- **TO BE DONE**
Produce an exact transcription of the listing below, omitting the pictures.

(Dataset rows about figures)
______________________________
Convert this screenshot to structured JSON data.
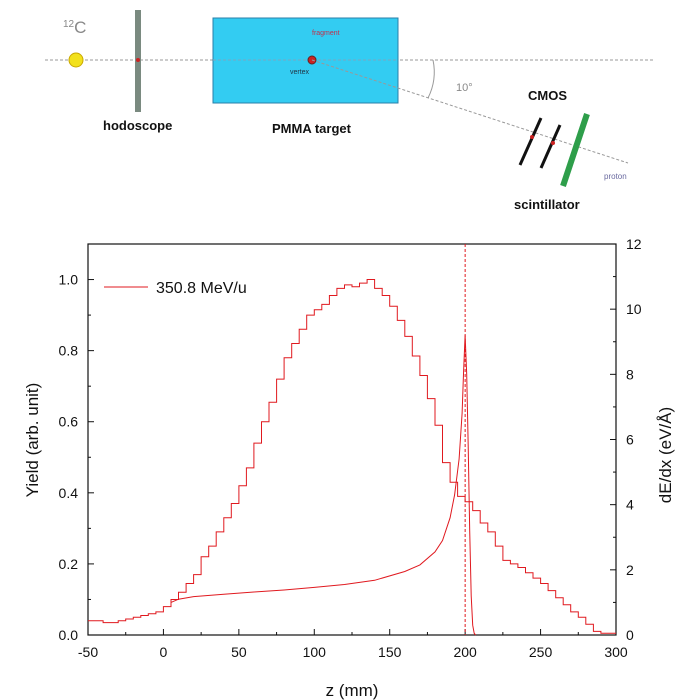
{
  "diagram": {
    "beam_label": "12C",
    "beam_mass": "12",
    "beam_symbol": "C",
    "hodoscope_label": "hodoscope",
    "target_label": "PMMA target",
    "fragment_label": "fragment",
    "vertex_label": "vertex",
    "angle_label": "10°",
    "cmos_label": "CMOS",
    "scintillator_label": "scintillator",
    "proton_label": "proton",
    "colors": {
      "target_fill": "#33ccf2",
      "hodoscope": "#7a8a80",
      "scintillator": "#2e9e4a",
      "beam_source": "#f2e11c",
      "line": "#999999"
    }
  },
  "chart_data": {
    "type": "line",
    "xlabel": "z (mm)",
    "ylabel": "Yield (arb. unit)",
    "y2label": "dE/dx (eV/Å)",
    "xlim": [
      -50,
      300
    ],
    "ylim": [
      0,
      1.1
    ],
    "y2lim": [
      0,
      12
    ],
    "xticks": [
      "-50",
      "0",
      "50",
      "100",
      "150",
      "200",
      "250",
      "300"
    ],
    "yticks": [
      "0.0",
      "0.2",
      "0.4",
      "0.6",
      "0.8",
      "1.0"
    ],
    "y2ticks": [
      "0",
      "2",
      "4",
      "6",
      "8",
      "10",
      "12"
    ],
    "legend": "top-left",
    "marker_line_x": 200,
    "color": "#e0191f",
    "series": [
      {
        "name": "350.8 MeV/u",
        "kind": "yield-histogram",
        "bin_width": 5,
        "x_start": -50,
        "values": [
          0.04,
          0.04,
          0.035,
          0.035,
          0.04,
          0.045,
          0.05,
          0.055,
          0.06,
          0.065,
          0.08,
          0.1,
          0.12,
          0.145,
          0.17,
          0.22,
          0.25,
          0.29,
          0.33,
          0.37,
          0.42,
          0.47,
          0.54,
          0.6,
          0.655,
          0.72,
          0.78,
          0.82,
          0.86,
          0.9,
          0.915,
          0.93,
          0.955,
          0.975,
          0.985,
          0.98,
          0.99,
          1.0,
          0.975,
          0.955,
          0.925,
          0.885,
          0.84,
          0.785,
          0.73,
          0.665,
          0.59,
          0.485,
          0.43,
          0.39,
          0.375,
          0.35,
          0.315,
          0.29,
          0.25,
          0.21,
          0.2,
          0.19,
          0.175,
          0.16,
          0.145,
          0.125,
          0.105,
          0.085,
          0.065,
          0.05,
          0.03,
          0.01,
          0.005,
          0.005
        ]
      },
      {
        "name": "",
        "kind": "dedx-curve",
        "axis": "right",
        "x": [
          5,
          10,
          20,
          40,
          60,
          80,
          100,
          120,
          140,
          160,
          170,
          180,
          185,
          190,
          193,
          196,
          198,
          199,
          200,
          201,
          202,
          203,
          204,
          205,
          206,
          207
        ],
        "y": [
          1.0,
          1.1,
          1.18,
          1.25,
          1.32,
          1.38,
          1.46,
          1.55,
          1.68,
          1.95,
          2.15,
          2.55,
          2.9,
          3.6,
          4.3,
          5.4,
          6.8,
          8.1,
          9.2,
          8.0,
          5.8,
          3.2,
          1.2,
          0.3,
          0.05,
          0.0
        ]
      }
    ]
  }
}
______________________________
- **COMPLETE ANSWER**
Convert this screenshot to structured JSON data.
{
  "diagram": {
    "beam_label": "12C",
    "beam_mass": "12",
    "beam_symbol": "C",
    "hodoscope_label": "hodoscope",
    "target_label": "PMMA target",
    "fragment_label": "fragment",
    "vertex_label": "vertex",
    "angle_label": "10°",
    "cmos_label": "CMOS",
    "scintillator_label": "scintillator",
    "proton_label": "proton",
    "colors": {
      "target_fill": "#33ccf2",
      "hodoscope": "#7a8a80",
      "scintillator": "#2e9e4a",
      "beam_source": "#f2e11c",
      "line": "#999999"
    }
  },
  "chart_data": {
    "type": "line",
    "xlabel": "z (mm)",
    "ylabel": "Yield (arb. unit)",
    "y2label": "dE/dx (eV/Å)",
    "xlim": [
      -50,
      300
    ],
    "ylim": [
      0,
      1.1
    ],
    "y2lim": [
      0,
      12
    ],
    "xticks": [
      "-50",
      "0",
      "50",
      "100",
      "150",
      "200",
      "250",
      "300"
    ],
    "yticks": [
      "0.0",
      "0.2",
      "0.4",
      "0.6",
      "0.8",
      "1.0"
    ],
    "y2ticks": [
      "0",
      "2",
      "4",
      "6",
      "8",
      "10",
      "12"
    ],
    "legend": "top-left",
    "marker_line_x": 200,
    "color": "#e0191f",
    "series": [
      {
        "name": "350.8 MeV/u",
        "kind": "yield-histogram",
        "bin_width": 5,
        "x_start": -50,
        "values": [
          0.04,
          0.04,
          0.035,
          0.035,
          0.04,
          0.045,
          0.05,
          0.055,
          0.06,
          0.065,
          0.08,
          0.1,
          0.12,
          0.145,
          0.17,
          0.22,
          0.25,
          0.29,
          0.33,
          0.37,
          0.42,
          0.47,
          0.54,
          0.6,
          0.655,
          0.72,
          0.78,
          0.82,
          0.86,
          0.9,
          0.915,
          0.93,
          0.955,
          0.975,
          0.985,
          0.98,
          0.99,
          1.0,
          0.975,
          0.955,
          0.925,
          0.885,
          0.84,
          0.785,
          0.73,
          0.665,
          0.59,
          0.485,
          0.43,
          0.39,
          0.375,
          0.35,
          0.315,
          0.29,
          0.25,
          0.21,
          0.2,
          0.19,
          0.175,
          0.16,
          0.145,
          0.125,
          0.105,
          0.085,
          0.065,
          0.05,
          0.03,
          0.01,
          0.005,
          0.005
        ]
      },
      {
        "name": "",
        "kind": "dedx-curve",
        "axis": "right",
        "x": [
          5,
          10,
          20,
          40,
          60,
          80,
          100,
          120,
          140,
          160,
          170,
          180,
          185,
          190,
          193,
          196,
          198,
          199,
          200,
          201,
          202,
          203,
          204,
          205,
          206,
          207
        ],
        "y": [
          1.0,
          1.1,
          1.18,
          1.25,
          1.32,
          1.38,
          1.46,
          1.55,
          1.68,
          1.95,
          2.15,
          2.55,
          2.9,
          3.6,
          4.3,
          5.4,
          6.8,
          8.1,
          9.2,
          8.0,
          5.8,
          3.2,
          1.2,
          0.3,
          0.05,
          0.0
        ]
      }
    ]
  }
}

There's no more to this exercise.